▶ **What is asked**
Can you print the data exactly and leave out each image?

▶ **Data**
***

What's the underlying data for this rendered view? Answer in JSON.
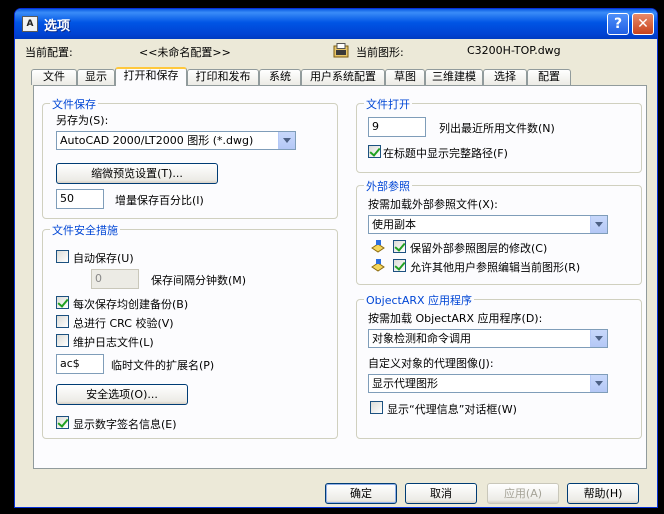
{
  "window": {
    "title": "选项",
    "help_glyph": "?",
    "close_glyph": "✕"
  },
  "profile": {
    "label": "当前配置:",
    "value": "<<未命名配置>>"
  },
  "drawing": {
    "label": "当前图形:",
    "value": "C3200H-TOP.dwg"
  },
  "tabs": [
    "文件",
    "显示",
    "打开和保存",
    "打印和发布",
    "系统",
    "用户系统配置",
    "草图",
    "三维建模",
    "选择",
    "配置"
  ],
  "active_tab": "打开和保存",
  "file_save": {
    "title": "文件保存",
    "save_as_label": "另存为(S):",
    "save_as_value": "AutoCAD 2000/LT2000 图形 (*.dwg)",
    "thumbnail_button": "缩微预览设置(T)...",
    "incremental_value": "50",
    "incremental_label": "增量保存百分比(I)"
  },
  "file_safety": {
    "title": "文件安全措施",
    "autosave_label": "自动保存(U)",
    "autosave_checked": false,
    "autosave_minutes_value": "0",
    "autosave_minutes_label": "保存间隔分钟数(M)",
    "backup_label": "每次保存均创建备份(B)",
    "backup_checked": true,
    "crc_label": "总进行 CRC 校验(V)",
    "crc_checked": false,
    "log_label": "维护日志文件(L)",
    "log_checked": false,
    "temp_ext_value": "ac$",
    "temp_ext_label": "临时文件的扩展名(P)",
    "security_button": "安全选项(O)...",
    "digital_sig_label": "显示数字签名信息(E)",
    "digital_sig_checked": true
  },
  "file_open": {
    "title": "文件打开",
    "recent_value": "9",
    "recent_label": "列出最近所用文件数(N)",
    "full_path_label": "在标题中显示完整路径(F)",
    "full_path_checked": true
  },
  "xref": {
    "title": "外部参照",
    "demand_label": "按需加载外部参照文件(X):",
    "demand_value": "使用副本",
    "retain_label": "保留外部参照图层的修改(C)",
    "retain_checked": true,
    "allow_edit_label": "允许其他用户参照编辑当前图形(R)",
    "allow_edit_checked": true
  },
  "objectarx": {
    "title": "ObjectARX 应用程序",
    "demand_label": "按需加载 ObjectARX 应用程序(D):",
    "demand_value": "对象检测和命令调用",
    "proxy_label": "自定义对象的代理图像(J):",
    "proxy_value": "显示代理图形",
    "proxy_dialog_label": "显示“代理信息”对话框(W)",
    "proxy_dialog_checked": false
  },
  "footer": {
    "ok": "确定",
    "cancel": "取消",
    "apply": "应用(A)",
    "help": "帮助(H)"
  },
  "colors": {
    "title_bar": "#0055e5",
    "group_title": "#0046d5",
    "dialog_bg": "#ece9d8",
    "panel_bg": "#fcfcfe",
    "desktop": "#000000"
  }
}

***

▶ **Final answer**
What's the underlying data for this rendered view? Answer in JSON.
{
  "window": {
    "title": "选项",
    "help_glyph": "?",
    "close_glyph": "✕"
  },
  "profile": {
    "label": "当前配置:",
    "value": "<<未命名配置>>"
  },
  "drawing": {
    "label": "当前图形:",
    "value": "C3200H-TOP.dwg"
  },
  "tabs": [
    "文件",
    "显示",
    "打开和保存",
    "打印和发布",
    "系统",
    "用户系统配置",
    "草图",
    "三维建模",
    "选择",
    "配置"
  ],
  "active_tab": "打开和保存",
  "file_save": {
    "title": "文件保存",
    "save_as_label": "另存为(S):",
    "save_as_value": "AutoCAD 2000/LT2000 图形 (*.dwg)",
    "thumbnail_button": "缩微预览设置(T)...",
    "incremental_value": "50",
    "incremental_label": "增量保存百分比(I)"
  },
  "file_safety": {
    "title": "文件安全措施",
    "autosave_label": "自动保存(U)",
    "autosave_checked": false,
    "autosave_minutes_value": "0",
    "autosave_minutes_label": "保存间隔分钟数(M)",
    "backup_label": "每次保存均创建备份(B)",
    "backup_checked": true,
    "crc_label": "总进行 CRC 校验(V)",
    "crc_checked": false,
    "log_label": "维护日志文件(L)",
    "log_checked": false,
    "temp_ext_value": "ac$",
    "temp_ext_label": "临时文件的扩展名(P)",
    "security_button": "安全选项(O)...",
    "digital_sig_label": "显示数字签名信息(E)",
    "digital_sig_checked": true
  },
  "file_open": {
    "title": "文件打开",
    "recent_value": "9",
    "recent_label": "列出最近所用文件数(N)",
    "full_path_label": "在标题中显示完整路径(F)",
    "full_path_checked": true
  },
  "xref": {
    "title": "外部参照",
    "demand_label": "按需加载外部参照文件(X):",
    "demand_value": "使用副本",
    "retain_label": "保留外部参照图层的修改(C)",
    "retain_checked": true,
    "allow_edit_label": "允许其他用户参照编辑当前图形(R)",
    "allow_edit_checked": true
  },
  "objectarx": {
    "title": "ObjectARX 应用程序",
    "demand_label": "按需加载 ObjectARX 应用程序(D):",
    "demand_value": "对象检测和命令调用",
    "proxy_label": "自定义对象的代理图像(J):",
    "proxy_value": "显示代理图形",
    "proxy_dialog_label": "显示“代理信息”对话框(W)",
    "proxy_dialog_checked": false
  },
  "footer": {
    "ok": "确定",
    "cancel": "取消",
    "apply": "应用(A)",
    "help": "帮助(H)"
  },
  "colors": {
    "title_bar": "#0055e5",
    "group_title": "#0046d5",
    "dialog_bg": "#ece9d8",
    "panel_bg": "#fcfcfe",
    "desktop": "#000000"
  }
}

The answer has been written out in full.